◆ WORK TO COMPLETE
The listing below is to be output in its exact form.

◆ DATA
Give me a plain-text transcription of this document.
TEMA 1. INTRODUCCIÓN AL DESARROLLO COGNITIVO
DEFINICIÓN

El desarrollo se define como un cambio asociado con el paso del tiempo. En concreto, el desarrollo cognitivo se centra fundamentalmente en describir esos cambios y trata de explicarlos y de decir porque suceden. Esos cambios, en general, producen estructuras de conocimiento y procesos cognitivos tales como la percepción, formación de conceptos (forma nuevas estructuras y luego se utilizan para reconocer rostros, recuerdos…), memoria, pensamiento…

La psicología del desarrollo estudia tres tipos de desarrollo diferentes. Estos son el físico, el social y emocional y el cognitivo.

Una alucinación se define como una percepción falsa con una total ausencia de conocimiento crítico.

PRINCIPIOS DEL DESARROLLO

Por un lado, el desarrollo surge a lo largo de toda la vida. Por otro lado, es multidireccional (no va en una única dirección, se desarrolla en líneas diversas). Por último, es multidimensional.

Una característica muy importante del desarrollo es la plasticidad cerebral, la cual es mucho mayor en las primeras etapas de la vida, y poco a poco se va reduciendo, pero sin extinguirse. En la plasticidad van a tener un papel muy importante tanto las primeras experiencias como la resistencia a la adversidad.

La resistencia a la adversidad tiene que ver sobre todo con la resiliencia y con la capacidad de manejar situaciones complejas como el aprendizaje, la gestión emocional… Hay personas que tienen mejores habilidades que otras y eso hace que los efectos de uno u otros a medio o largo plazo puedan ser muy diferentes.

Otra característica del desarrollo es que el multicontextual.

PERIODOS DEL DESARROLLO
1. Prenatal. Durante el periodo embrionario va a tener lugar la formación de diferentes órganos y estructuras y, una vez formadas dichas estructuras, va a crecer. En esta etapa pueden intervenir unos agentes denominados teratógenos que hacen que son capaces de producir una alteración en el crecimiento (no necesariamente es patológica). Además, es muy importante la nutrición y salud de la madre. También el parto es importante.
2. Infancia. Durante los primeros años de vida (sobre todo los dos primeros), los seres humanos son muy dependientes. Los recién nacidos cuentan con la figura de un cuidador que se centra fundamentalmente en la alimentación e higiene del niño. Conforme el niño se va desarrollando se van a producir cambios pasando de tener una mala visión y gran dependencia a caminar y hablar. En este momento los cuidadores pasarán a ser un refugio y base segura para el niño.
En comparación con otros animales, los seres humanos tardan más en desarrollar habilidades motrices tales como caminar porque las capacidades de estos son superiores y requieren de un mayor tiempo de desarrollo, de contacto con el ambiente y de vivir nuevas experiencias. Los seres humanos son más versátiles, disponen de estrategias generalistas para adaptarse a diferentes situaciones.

◆ RESULT OF THIS TASK
Give me a plain-text transcription of this document.
TEMA 1. INTRODUCCIÓN AL DESARROLLO COGNITIVO
DEFINICIÓN

El desarrollo se define como un cambio asociado con el paso del tiempo. En concreto, el desarrollo cognitivo se centra fundamentalmente en describir esos cambios y trata de explicarlos y de decir porque suceden. Esos cambios, en general, producen estructuras de conocimiento y procesos cognitivos tales como la percepción, formación de conceptos (forma nuevas estructuras y luego se utilizan para reconocer rostros, recuerdos…), memoria, pensamiento…

La psicología del desarrollo estudia tres tipos de desarrollo diferentes. Estos son el físico, el social y emocional y el cognitivo.

Una alucinación se define como una percepción falsa con una total ausencia de conocimiento crítico.

PRINCIPIOS DEL DESARROLLO

Por un lado, el desarrollo surge a lo largo de toda la vida. Por otro lado, es multidireccional (no va en una única dirección, se desarrolla en líneas diversas). Por último, es multidimensional.

Una característica muy importante del desarrollo es la plasticidad cerebral, la cual es mucho mayor en las primeras etapas de la vida, y poco a poco se va reduciendo, pero sin extinguirse. En la plasticidad van a tener un papel muy importante tanto las primeras experiencias como la resistencia a la adversidad.

La resistencia a la adversidad tiene que ver sobre todo con la resiliencia y con la capacidad de manejar situaciones complejas como el aprendizaje, la gestión emocional… Hay personas que tienen mejores habilidades que otras y eso hace que los efectos de uno u otros a medio o largo plazo puedan ser muy diferentes.

Otra característica del desarrollo es que el multicontextual.

PERIODOS DEL DESARROLLO
1. Prenatal. Durante el periodo embrionario va a tener lugar la formación de diferentes órganos y estructuras y, una vez formadas dichas estructuras, va a crecer. En esta etapa pueden intervenir unos agentes denominados teratógenos que hacen que son capaces de producir una alteración en el crecimiento (no necesariamente es patológica). Además, es muy importante la nutrición y salud de la madre. También el parto es importante.
2. Infancia. Durante los primeros años de vida (sobre todo los dos primeros), los seres humanos son muy dependientes. Los recién nacidos cuentan con la figura de un cuidador que se centra fundamentalmente en la alimentación e higiene del niño. Conforme el niño se va desarrollando se van a producir cambios pasando de tener una mala visión y gran dependencia a caminar y hablar. En este momento los cuidadores pasarán a ser un refugio y base segura para el niño.
En comparación con otros animales, los seres humanos tardan más en desarrollar habilidades motrices tales como caminar porque las capacidades de estos son superiores y requieren de un mayor tiempo de desarrollo, de contacto con el ambiente y de vivir nuevas experiencias. Los seres humanos son más versátiles, disponen de estrategias generalistas para adaptarse a diferentes situaciones.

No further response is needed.